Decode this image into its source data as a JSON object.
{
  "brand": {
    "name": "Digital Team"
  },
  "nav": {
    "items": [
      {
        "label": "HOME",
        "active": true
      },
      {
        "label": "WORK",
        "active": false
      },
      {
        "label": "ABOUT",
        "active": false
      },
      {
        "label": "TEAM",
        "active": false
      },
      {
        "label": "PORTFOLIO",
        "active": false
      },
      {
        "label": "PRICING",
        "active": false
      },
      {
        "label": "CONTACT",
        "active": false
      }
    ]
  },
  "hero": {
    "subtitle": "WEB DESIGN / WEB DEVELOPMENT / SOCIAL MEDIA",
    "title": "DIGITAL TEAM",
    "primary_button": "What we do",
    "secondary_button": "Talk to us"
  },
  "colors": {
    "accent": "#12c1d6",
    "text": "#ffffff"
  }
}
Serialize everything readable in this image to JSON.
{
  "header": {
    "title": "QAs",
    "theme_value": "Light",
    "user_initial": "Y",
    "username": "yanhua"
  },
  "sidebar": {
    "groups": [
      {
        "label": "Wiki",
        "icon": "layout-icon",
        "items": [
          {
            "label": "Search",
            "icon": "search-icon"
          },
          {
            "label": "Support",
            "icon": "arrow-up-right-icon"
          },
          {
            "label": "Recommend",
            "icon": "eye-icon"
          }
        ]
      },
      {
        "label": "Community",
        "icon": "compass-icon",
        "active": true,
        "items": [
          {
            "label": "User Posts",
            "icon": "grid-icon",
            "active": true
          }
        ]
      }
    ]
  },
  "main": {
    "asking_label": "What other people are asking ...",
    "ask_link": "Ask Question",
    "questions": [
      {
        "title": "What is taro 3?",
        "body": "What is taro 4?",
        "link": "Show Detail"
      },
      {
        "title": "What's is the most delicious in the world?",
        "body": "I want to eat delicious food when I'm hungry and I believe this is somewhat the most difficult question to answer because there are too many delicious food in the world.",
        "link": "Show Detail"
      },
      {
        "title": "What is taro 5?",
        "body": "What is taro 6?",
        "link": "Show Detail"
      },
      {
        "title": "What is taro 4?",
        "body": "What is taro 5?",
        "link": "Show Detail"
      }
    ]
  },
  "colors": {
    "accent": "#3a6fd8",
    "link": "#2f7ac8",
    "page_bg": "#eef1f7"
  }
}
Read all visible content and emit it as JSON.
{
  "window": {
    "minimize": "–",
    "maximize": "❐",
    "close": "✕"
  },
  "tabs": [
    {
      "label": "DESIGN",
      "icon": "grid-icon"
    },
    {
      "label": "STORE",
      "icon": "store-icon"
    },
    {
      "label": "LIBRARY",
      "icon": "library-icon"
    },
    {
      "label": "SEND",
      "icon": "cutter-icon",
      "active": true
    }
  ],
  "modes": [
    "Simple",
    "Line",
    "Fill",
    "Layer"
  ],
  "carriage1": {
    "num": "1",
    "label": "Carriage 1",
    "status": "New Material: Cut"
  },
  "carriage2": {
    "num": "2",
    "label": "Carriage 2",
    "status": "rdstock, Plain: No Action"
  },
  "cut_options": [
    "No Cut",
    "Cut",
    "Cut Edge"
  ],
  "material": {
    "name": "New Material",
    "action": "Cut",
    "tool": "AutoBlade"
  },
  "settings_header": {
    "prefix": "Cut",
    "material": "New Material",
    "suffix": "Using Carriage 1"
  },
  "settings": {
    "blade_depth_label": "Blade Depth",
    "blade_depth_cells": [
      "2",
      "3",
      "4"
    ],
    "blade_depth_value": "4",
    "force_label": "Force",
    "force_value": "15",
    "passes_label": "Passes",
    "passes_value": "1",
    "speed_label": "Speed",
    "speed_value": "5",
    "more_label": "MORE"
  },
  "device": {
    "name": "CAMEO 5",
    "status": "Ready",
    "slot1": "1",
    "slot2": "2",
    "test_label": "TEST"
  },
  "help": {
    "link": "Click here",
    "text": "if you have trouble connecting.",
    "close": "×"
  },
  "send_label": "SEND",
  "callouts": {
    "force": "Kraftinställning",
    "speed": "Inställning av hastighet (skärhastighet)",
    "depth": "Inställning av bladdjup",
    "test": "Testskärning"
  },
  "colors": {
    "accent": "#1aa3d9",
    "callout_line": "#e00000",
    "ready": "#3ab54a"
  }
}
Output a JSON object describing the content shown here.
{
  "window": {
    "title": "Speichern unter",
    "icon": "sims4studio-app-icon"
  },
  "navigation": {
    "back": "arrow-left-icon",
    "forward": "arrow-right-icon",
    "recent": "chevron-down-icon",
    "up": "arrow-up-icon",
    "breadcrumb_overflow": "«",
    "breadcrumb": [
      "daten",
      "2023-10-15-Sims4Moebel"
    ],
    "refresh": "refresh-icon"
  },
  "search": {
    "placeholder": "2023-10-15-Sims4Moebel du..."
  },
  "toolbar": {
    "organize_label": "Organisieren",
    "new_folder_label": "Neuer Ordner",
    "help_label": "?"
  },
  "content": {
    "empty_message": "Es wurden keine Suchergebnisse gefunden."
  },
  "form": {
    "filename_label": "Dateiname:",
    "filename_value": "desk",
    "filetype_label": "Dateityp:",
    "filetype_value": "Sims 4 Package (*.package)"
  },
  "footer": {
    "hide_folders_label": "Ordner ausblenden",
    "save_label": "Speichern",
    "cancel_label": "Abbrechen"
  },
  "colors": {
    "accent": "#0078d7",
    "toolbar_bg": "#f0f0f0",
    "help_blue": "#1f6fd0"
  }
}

○ ○ ○ ○ ○

■ Your objective ■
Reproduce the material precisely, including every line.

■ Full output ■
Decode this image into its source data as a JSON object.
{
  "brand": {
    "name": "Digital Team"
  },
  "nav": {
    "items": [
      {
        "label": "HOME",
        "active": true
      },
      {
        "label": "WORK",
        "active": false
      },
      {
        "label": "ABOUT",
        "active": false
      },
      {
        "label": "TEAM",
        "active": false
      },
      {
        "label": "PORTFOLIO",
        "active": false
      },
      {
        "label": "PRICING",
        "active": false
      },
      {
        "label": "CONTACT",
        "active": false
      }
    ]
  },
  "hero": {
    "subtitle": "WEB DESIGN / WEB DEVELOPMENT / SOCIAL MEDIA",
    "title": "DIGITAL TEAM",
    "primary_button": "What we do",
    "secondary_button": "Talk to us"
  },
  "colors": {
    "accent": "#12c1d6",
    "text": "#ffffff"
  }
}
Serialize everything readable in this image to JSON.
{
  "header": {
    "title": "QAs",
    "theme_value": "Light",
    "user_initial": "Y",
    "username": "yanhua"
  },
  "sidebar": {
    "groups": [
      {
        "label": "Wiki",
        "icon": "layout-icon",
        "items": [
          {
            "label": "Search",
            "icon": "search-icon"
          },
          {
            "label": "Support",
            "icon": "arrow-up-right-icon"
          },
          {
            "label": "Recommend",
            "icon": "eye-icon"
          }
        ]
      },
      {
        "label": "Community",
        "icon": "compass-icon",
        "active": true,
        "items": [
          {
            "label": "User Posts",
            "icon": "grid-icon",
            "active": true
          }
        ]
      }
    ]
  },
  "main": {
    "asking_label": "What other people are asking ...",
    "ask_link": "Ask Question",
    "questions": [
      {
        "title": "What is taro 3?",
        "body": "What is taro 4?",
        "link": "Show Detail"
      },
      {
        "title": "What's is the most delicious in the world?",
        "body": "I want to eat delicious food when I'm hungry and I believe this is somewhat the most difficult question to answer because there are too many delicious food in the world.",
        "link": "Show Detail"
      },
      {
        "title": "What is taro 5?",
        "body": "What is taro 6?",
        "link": "Show Detail"
      },
      {
        "title": "What is taro 4?",
        "body": "What is taro 5?",
        "link": "Show Detail"
      }
    ]
  },
  "colors": {
    "accent": "#3a6fd8",
    "link": "#2f7ac8",
    "page_bg": "#eef1f7"
  }
}
Read all visible content and emit it as JSON.
{
  "window": {
    "minimize": "–",
    "maximize": "❐",
    "close": "✕"
  },
  "tabs": [
    {
      "label": "DESIGN",
      "icon": "grid-icon"
    },
    {
      "label": "STORE",
      "icon": "store-icon"
    },
    {
      "label": "LIBRARY",
      "icon": "library-icon"
    },
    {
      "label": "SEND",
      "icon": "cutter-icon",
      "active": true
    }
  ],
  "modes": [
    "Simple",
    "Line",
    "Fill",
    "Layer"
  ],
  "carriage1": {
    "num": "1",
    "label": "Carriage 1",
    "status": "New Material: Cut"
  },
  "carriage2": {
    "num": "2",
    "label": "Carriage 2",
    "status": "rdstock, Plain: No Action"
  },
  "cut_options": [
    "No Cut",
    "Cut",
    "Cut Edge"
  ],
  "material": {
    "name": "New Material",
    "action": "Cut",
    "tool": "AutoBlade"
  },
  "settings_header": {
    "prefix": "Cut",
    "material": "New Material",
    "suffix": "Using Carriage 1"
  },
  "settings": {
    "blade_depth_label": "Blade Depth",
    "blade_depth_cells": [
      "2",
      "3",
      "4"
    ],
    "blade_depth_value": "4",
    "force_label": "Force",
    "force_value": "15",
    "passes_label": "Passes",
    "passes_value": "1",
    "speed_label": "Speed",
    "speed_value": "5",
    "more_label": "MORE"
  },
  "device": {
    "name": "CAMEO 5",
    "status": "Ready",
    "slot1": "1",
    "slot2": "2",
    "test_label": "TEST"
  },
  "help": {
    "link": "Click here",
    "text": "if you have trouble connecting.",
    "close": "×"
  },
  "send_label": "SEND",
  "callouts": {
    "force": "Kraftinställning",
    "speed": "Inställning av hastighet (skärhastighet)",
    "depth": "Inställning av bladdjup",
    "test": "Testskärning"
  },
  "colors": {
    "accent": "#1aa3d9",
    "callout_line": "#e00000",
    "ready": "#3ab54a"
  }
}
Output a JSON object describing the content shown here.
{
  "window": {
    "title": "Speichern unter",
    "icon": "sims4studio-app-icon"
  },
  "navigation": {
    "back": "arrow-left-icon",
    "forward": "arrow-right-icon",
    "recent": "chevron-down-icon",
    "up": "arrow-up-icon",
    "breadcrumb_overflow": "«",
    "breadcrumb": [
      "daten",
      "2023-10-15-Sims4Moebel"
    ],
    "refresh": "refresh-icon"
  },
  "search": {
    "placeholder": "2023-10-15-Sims4Moebel du..."
  },
  "toolbar": {
    "organize_label": "Organisieren",
    "new_folder_label": "Neuer Ordner",
    "help_label": "?"
  },
  "content": {
    "empty_message": "Es wurden keine Suchergebnisse gefunden."
  },
  "form": {
    "filename_label": "Dateiname:",
    "filename_value": "desk",
    "filetype_label": "Dateityp:",
    "filetype_value": "Sims 4 Package (*.package)"
  },
  "footer": {
    "hide_folders_label": "Ordner ausblenden",
    "save_label": "Speichern",
    "cancel_label": "Abbrechen"
  },
  "colors": {
    "accent": "#0078d7",
    "toolbar_bg": "#f0f0f0",
    "help_blue": "#1f6fd0"
  }
}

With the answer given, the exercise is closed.